## Begin DATA FOR THIS TASK

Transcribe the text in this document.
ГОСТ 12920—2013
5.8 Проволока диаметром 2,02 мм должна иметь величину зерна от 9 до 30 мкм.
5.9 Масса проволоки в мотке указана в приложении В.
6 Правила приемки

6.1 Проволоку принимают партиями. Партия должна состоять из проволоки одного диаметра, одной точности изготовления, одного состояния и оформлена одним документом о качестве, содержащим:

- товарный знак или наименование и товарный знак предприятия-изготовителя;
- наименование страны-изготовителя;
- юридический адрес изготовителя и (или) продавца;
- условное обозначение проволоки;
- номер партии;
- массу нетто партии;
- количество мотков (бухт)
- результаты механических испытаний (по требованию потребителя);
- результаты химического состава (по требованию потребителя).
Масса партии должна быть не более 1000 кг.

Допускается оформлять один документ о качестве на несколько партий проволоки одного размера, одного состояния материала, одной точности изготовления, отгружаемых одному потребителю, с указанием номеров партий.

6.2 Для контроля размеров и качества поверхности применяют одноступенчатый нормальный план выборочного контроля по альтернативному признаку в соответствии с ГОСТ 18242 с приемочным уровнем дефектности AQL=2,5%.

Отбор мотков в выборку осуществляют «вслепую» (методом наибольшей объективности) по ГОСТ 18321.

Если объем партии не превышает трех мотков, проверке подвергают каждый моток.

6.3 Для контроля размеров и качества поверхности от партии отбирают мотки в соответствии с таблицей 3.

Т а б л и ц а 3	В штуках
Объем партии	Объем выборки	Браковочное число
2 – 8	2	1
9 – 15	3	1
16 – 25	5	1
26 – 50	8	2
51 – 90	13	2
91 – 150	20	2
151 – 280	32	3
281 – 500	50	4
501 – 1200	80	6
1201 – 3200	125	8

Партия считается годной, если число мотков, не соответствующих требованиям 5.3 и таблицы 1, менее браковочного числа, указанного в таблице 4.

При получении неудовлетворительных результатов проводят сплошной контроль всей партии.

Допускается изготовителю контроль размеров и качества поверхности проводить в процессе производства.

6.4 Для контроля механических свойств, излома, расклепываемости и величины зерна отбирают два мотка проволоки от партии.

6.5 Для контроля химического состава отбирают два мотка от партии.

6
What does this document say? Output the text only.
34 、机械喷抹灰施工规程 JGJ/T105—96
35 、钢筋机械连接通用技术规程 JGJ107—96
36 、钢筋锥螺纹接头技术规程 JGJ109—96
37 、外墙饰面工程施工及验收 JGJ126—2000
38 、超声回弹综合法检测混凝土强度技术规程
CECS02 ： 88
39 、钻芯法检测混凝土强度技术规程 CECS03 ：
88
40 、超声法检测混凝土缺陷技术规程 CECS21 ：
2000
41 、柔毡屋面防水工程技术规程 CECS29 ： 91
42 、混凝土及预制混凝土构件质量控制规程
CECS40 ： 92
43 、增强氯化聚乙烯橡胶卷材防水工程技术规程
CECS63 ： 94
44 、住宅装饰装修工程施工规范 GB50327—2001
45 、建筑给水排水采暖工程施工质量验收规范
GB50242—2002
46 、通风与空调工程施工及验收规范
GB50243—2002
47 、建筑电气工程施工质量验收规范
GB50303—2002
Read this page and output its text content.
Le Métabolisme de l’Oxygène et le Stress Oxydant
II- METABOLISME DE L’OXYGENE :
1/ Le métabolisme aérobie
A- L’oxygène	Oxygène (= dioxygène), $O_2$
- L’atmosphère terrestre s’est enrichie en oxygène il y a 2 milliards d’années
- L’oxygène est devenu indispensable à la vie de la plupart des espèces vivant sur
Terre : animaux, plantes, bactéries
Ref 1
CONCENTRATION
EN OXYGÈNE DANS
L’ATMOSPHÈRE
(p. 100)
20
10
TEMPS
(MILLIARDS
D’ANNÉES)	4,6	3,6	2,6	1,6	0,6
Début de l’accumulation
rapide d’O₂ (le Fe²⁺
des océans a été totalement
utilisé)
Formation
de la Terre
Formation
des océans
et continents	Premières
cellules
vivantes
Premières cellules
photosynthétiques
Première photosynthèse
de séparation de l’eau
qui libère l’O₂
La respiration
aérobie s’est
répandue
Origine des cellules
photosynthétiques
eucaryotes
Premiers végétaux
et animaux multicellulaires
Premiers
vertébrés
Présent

## End DATA FOR THIS TASK

▶ PROMPT
Find the lines that include the string "Premières", then copy each of them.

▶ THE RESPONSE
et continents	Premières
Premières cellules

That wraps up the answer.